Fomos conhecer a produção do queijo magro do Süd Tirol e descobrimos uma região de paisagens e pessoas encantadoras
Nós já havíamos passado rapidamente pelo Süd Tirol meses antes e sabíamos que estávamos a caminho de um lugar espetacular. O clima é de tranquilidade, o ar é puro e as montanhas com bosques já verdinhos, mas com o topo ainda coberto de neve, davam a impressão de que a qualquer momento poderíamos encontrar chapeuzinho vermelho saltitando, carregando sua cestinha com meia dúzia de Graukäses.
Pois é, apesar da semelhança dos bosques, a nossa história é um pouco diferente da original, e quem nos contou em detalhes foi Martin Pircher, nascido e criado na região de Campo Tures, a menos de 20 km da Áustria.
A história de hoje começa assim:
Era uma vez o leite desnatado que sobrava da fabricação da manteiga. Há muito tempo atrás, quando o campo era a principal fonte de renda dos moradores da região, o leite ordenhado das vaquinhas tinha uma destinação certa: virar manteiga. Era assim que o leite vinha conservado na época em que a palavra geladeira nem constava no dicionário.
Aquelas pequenas barras de nata batida eram preciosas. A manteiga era uma das principais fontes de energia do homem do campo que precisava enfrentar o frio rígido e o trabalho nas montanhas. Por isso, dos derivados do leite, a manteiga era a que tinha maior valor.
Já o leite desnatado que sobrava da fabricação da manteiga era inicialmente descartado, porque logo ficava ácido. Para não jogar fora a proteína coagulada – outra fonte rica de nutrientes -, as pessoas passaram a usar calor e sal para conservá-la e acabaram transformando o leite desnatado em um queijo de sabor e aroma bem peculiares.
Nascia, assim, o Graukäse, o queijo feito apenas com adição de sal e que poderia ser conservado para os meses de inverno.
O nome Graukäse
Ao pé da letra, grau, em alemão, quer dizer cinza. Algumas fontes citam a cor acinzentada do mofo presente no queijo como razão para o seu nome, mas Martin fez questão de lembrar que grau também é dito para as coisas simples, normais, não refinadas. E, como subproduto da manteiga preciosa de uma época, o queijo acabou ficando conhecido como o queijo simples, modesto, ordinário…um Graukäse.
A produção do Graukäse: o queijo com menos de 2% de gordura
Tivemos a oportunidade de conhecer três produtores do queijo Graukäse, todos com processos de fabricação semelhante, com diferenças sutis, mas essenciais. É que cada produtor tem a sua própria receita, cuja versão original foi concebida anos atrás por algum integrante distante da árvore genealógica.
“A receita era passada do pai ao filho ou da mãe à filha, porque os homens faziam o queijo em malga, e as mulheres, no maso. Uma mesma família podia ter, por essa razão, duas receitas diferentes”, contou-nos nosso cicerone pelo Valle Aurina que tem na fala o respeito e a admiração pela tradição e pelas pessoas que a levam a diante.

================================

◆ Enunciado A
Reescreva, por favor, as linhas da listagem desde a linha com "horizontal-scrollbar[interactable] — [395, 663, 1035, 673]" até a linha com "vertical-guide[interactable] — [889, 118, 890, 663]", inclusive, trocando "interactable" por "clickable" e deixando todo o resto igual.
O texto sobre o Graukäse e a listagem não têm nenhuma relação entre si.

================================

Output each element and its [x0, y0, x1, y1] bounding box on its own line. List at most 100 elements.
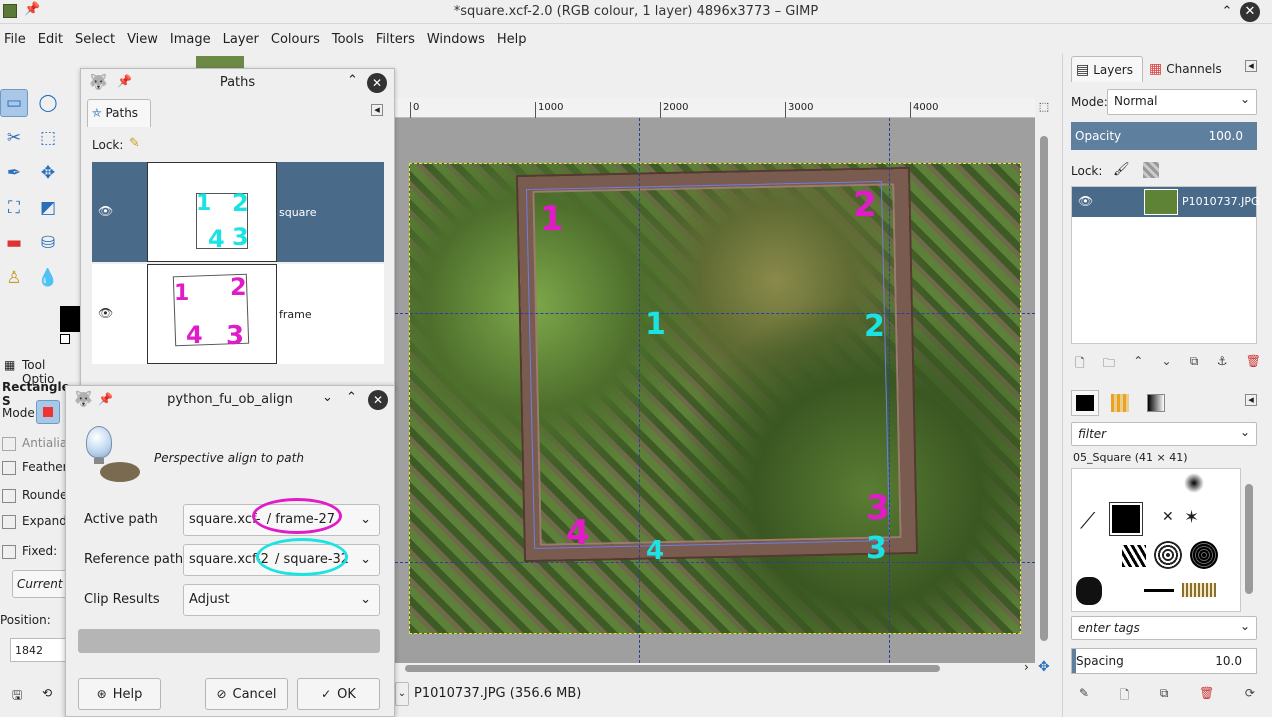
horizontal-scrollbar[interactable] — [395, 663, 1035, 673]
brush-pattern-icon[interactable] — [1182, 583, 1216, 597]
brush-scrollbar-thumb[interactable] — [1245, 484, 1253, 594]
delete-brush-icon[interactable]: 🗑 — [1199, 686, 1214, 704]
tool-options-tab[interactable]: ▦ Tool Optio — [0, 356, 80, 386]
scroll-right-icon[interactable]: › — [1024, 660, 1029, 674]
menu-windows[interactable]: Windows — [423, 28, 493, 52]
vertical-guide[interactable] — [889, 118, 890, 663]
selected-brush-square[interactable] — [1109, 502, 1143, 536]
close-icon[interactable]: ✕ — [1240, 2, 1260, 22]
brushes-menu-icon[interactable]: ◂ — [1245, 394, 1257, 406]
lock-alpha-icon[interactable] — [1143, 162, 1159, 178]
new-brush-icon[interactable]: 🗋 — [1120, 686, 1130, 704]
rounded-checkbox[interactable] — [2, 488, 16, 503]
path-row-frame[interactable]: 👁 1 2 4 3 frame — [92, 264, 384, 364]
feather-checkbox[interactable] — [2, 460, 16, 475]
raise-layer-icon[interactable]: ⌃ — [1133, 354, 1143, 372]
brush-tags-combo[interactable]: enter tags ⌄ — [1071, 616, 1257, 640]
brush-texture-icon[interactable] — [1122, 545, 1146, 567]
chevron-down-icon[interactable]: ⌄ — [322, 390, 333, 405]
paths-tool-icon[interactable]: ✒ — [0, 159, 28, 187]
brush-scrollbar[interactable] — [1243, 470, 1255, 610]
fixed-option[interactable]: Fixed: — [2, 544, 57, 559]
rounded-option[interactable]: Rounde — [2, 488, 67, 503]
menu-colours[interactable]: Colours — [267, 28, 328, 52]
menu-image[interactable]: Image — [166, 28, 219, 52]
tab-channels[interactable]: ▦ Channels — [1145, 56, 1241, 82]
brush-grunge-icon[interactable] — [1190, 541, 1218, 569]
collapse-icon[interactable]: ⌃ — [347, 73, 358, 88]
tab-brushes[interactable] — [1071, 390, 1099, 416]
brush-star-icon[interactable]: ✶ — [1184, 507, 1199, 528]
save-options-icon[interactable]: 🖫 — [12, 686, 22, 707]
visibility-eye-icon[interactable]: 👁 — [1078, 194, 1093, 208]
visibility-eye-icon[interactable]: 👁 — [98, 204, 113, 218]
menu-select[interactable]: Select — [71, 28, 123, 52]
brush-cross-icon[interactable]: ✕ — [1162, 509, 1174, 525]
brush-splatter-icon[interactable] — [1154, 541, 1182, 569]
close-icon[interactable]: ✕ — [368, 390, 388, 410]
menu-edit[interactable]: Edit — [34, 28, 71, 52]
lock-path-icon[interactable]: ✎ — [129, 136, 140, 151]
brush-grid[interactable]: ⟋ ✕ ✶ — [1071, 468, 1241, 612]
ok-button[interactable]: ✓ OK — [297, 678, 380, 710]
duplicate-brush-icon[interactable]: ⧉ — [1160, 686, 1169, 704]
new-group-icon[interactable]: 🗀 — [1103, 354, 1115, 372]
lower-layer-icon[interactable]: ⌄ — [1162, 354, 1172, 372]
horizontal-guide[interactable] — [395, 562, 1035, 563]
paths-menu-icon[interactable]: ◂ — [371, 104, 383, 116]
delete-layer-icon[interactable]: 🗑 — [1246, 354, 1261, 372]
menu-file[interactable]: File — [0, 28, 34, 52]
lock-pixels-icon[interactable]: 🖌 — [1113, 162, 1130, 177]
expand-option[interactable]: Expand — [2, 514, 67, 529]
scissors-tool-icon[interactable]: ✂ — [0, 124, 28, 152]
path-row-square[interactable]: 👁 1 2 4 3 square — [92, 162, 384, 262]
menu-tools[interactable]: Tools — [328, 28, 372, 52]
menu-layer[interactable]: Layer — [219, 28, 267, 52]
anchor-layer-icon[interactable]: ⚓ — [1217, 354, 1228, 372]
foreground-color-swatch[interactable] — [60, 306, 80, 332]
cancel-button[interactable]: ⊘ Cancel — [205, 678, 288, 710]
minimize-icon[interactable]: ⌃ — [1217, 2, 1237, 22]
feather-option[interactable]: Feather — [2, 460, 68, 475]
edit-brush-icon[interactable]: ✎ — [1079, 686, 1089, 704]
unit-dropdown-arrow[interactable]: ⌄ — [395, 682, 409, 706]
menu-filters[interactable]: Filters — [372, 28, 423, 52]
default-colors-icon[interactable] — [60, 334, 70, 344]
bucket-fill-icon[interactable]: ⛁ — [34, 229, 62, 257]
tab-paths[interactable]: ⛤ Paths — [87, 99, 151, 127]
layer-row[interactable]: 👁 P1010737.JPG — [1072, 187, 1260, 217]
menu-view[interactable]: View — [123, 28, 166, 52]
canvas-menu-icon[interactable]: ⬚ — [1038, 100, 1050, 116]
expand-checkbox[interactable] — [2, 514, 16, 529]
brush-fuzzy-icon[interactable] — [1184, 473, 1204, 493]
dock-menu-icon[interactable]: ◂ — [1245, 60, 1257, 72]
menu-help[interactable]: Help — [493, 28, 535, 52]
move-tool-icon[interactable]: ✥ — [34, 159, 62, 187]
mode-replace-button[interactable] — [36, 400, 60, 424]
refresh-brushes-icon[interactable]: ⟳ — [1245, 686, 1255, 704]
ellipse-select-tool-icon[interactable]: ◯ — [34, 89, 62, 117]
layer-mode-combo[interactable]: Normal ⌄ — [1107, 89, 1257, 115]
antialias-option[interactable]: Antialia — [2, 436, 67, 451]
new-layer-icon[interactable]: 🗋 — [1075, 354, 1085, 372]
antialias-checkbox[interactable] — [2, 436, 16, 451]
blur-tool-icon[interactable]: 💧 — [34, 264, 62, 292]
tab-layers[interactable]: ▤ Layers — [1071, 56, 1143, 82]
clone-tool-icon[interactable]: ♙ — [0, 264, 28, 292]
vertical-guide[interactable] — [639, 118, 640, 663]
duplicate-layer-icon[interactable]: ⧉ — [1190, 354, 1199, 372]
eraser-tool-icon[interactable]: ▬ — [0, 229, 28, 257]
vertical-scrollbar[interactable] — [1038, 120, 1050, 641]
fixed-checkbox[interactable] — [2, 544, 16, 559]
opacity-slider[interactable]: Opacity 100.0 — [1071, 122, 1257, 150]
restore-options-icon[interactable]: ⟲ — [42, 686, 52, 700]
brush-line-icon[interactable] — [1144, 589, 1174, 592]
foreground-select-icon[interactable]: ⬚ — [34, 124, 62, 152]
navigate-icon[interactable]: ✥ — [1038, 659, 1050, 675]
vertical-scrollbar-thumb[interactable] — [1040, 136, 1048, 641]
close-icon[interactable]: ✕ — [367, 73, 387, 93]
horizontal-scrollbar-thumb[interactable] — [405, 665, 940, 672]
brush-filter-combo[interactable]: filter ⌄ — [1071, 422, 1257, 446]
collapse-icon[interactable]: ⌃ — [346, 390, 357, 405]
transform-tool-icon[interactable]: ◩ — [34, 194, 62, 222]
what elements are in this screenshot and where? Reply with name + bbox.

================================

◆ Enunciado B
Responda a estas perguntas com base no texto sobre o Graukäse:
(i) Quem contou a história em detalhes?
(ii) O que quer dizer "grau" em alemão, ao pé da letra?
(iii) Qual é o teor de gordura do queijo?

◆ Resposta A
horizontal-scrollbar[clickable] — [395, 663, 1035, 673]
brush-pattern-icon[clickable] — [1182, 583, 1216, 597]
brush-scrollbar-thumb[clickable] — [1245, 484, 1253, 594]
delete-brush-icon[clickable]: 🗑 — [1199, 686, 1214, 704]
tool-options-tab[clickable]: ▦ Tool Optio — [0, 356, 80, 386]
scroll-right-icon[clickable]: › — [1024, 660, 1029, 674]
menu-windows[clickable]: Windows — [423, 28, 493, 52]
vertical-guide[clickable] — [889, 118, 890, 663]

◆ Resposta B
(i) Martin Pircher.
(ii) Cinza.
(iii) Menos de 2%.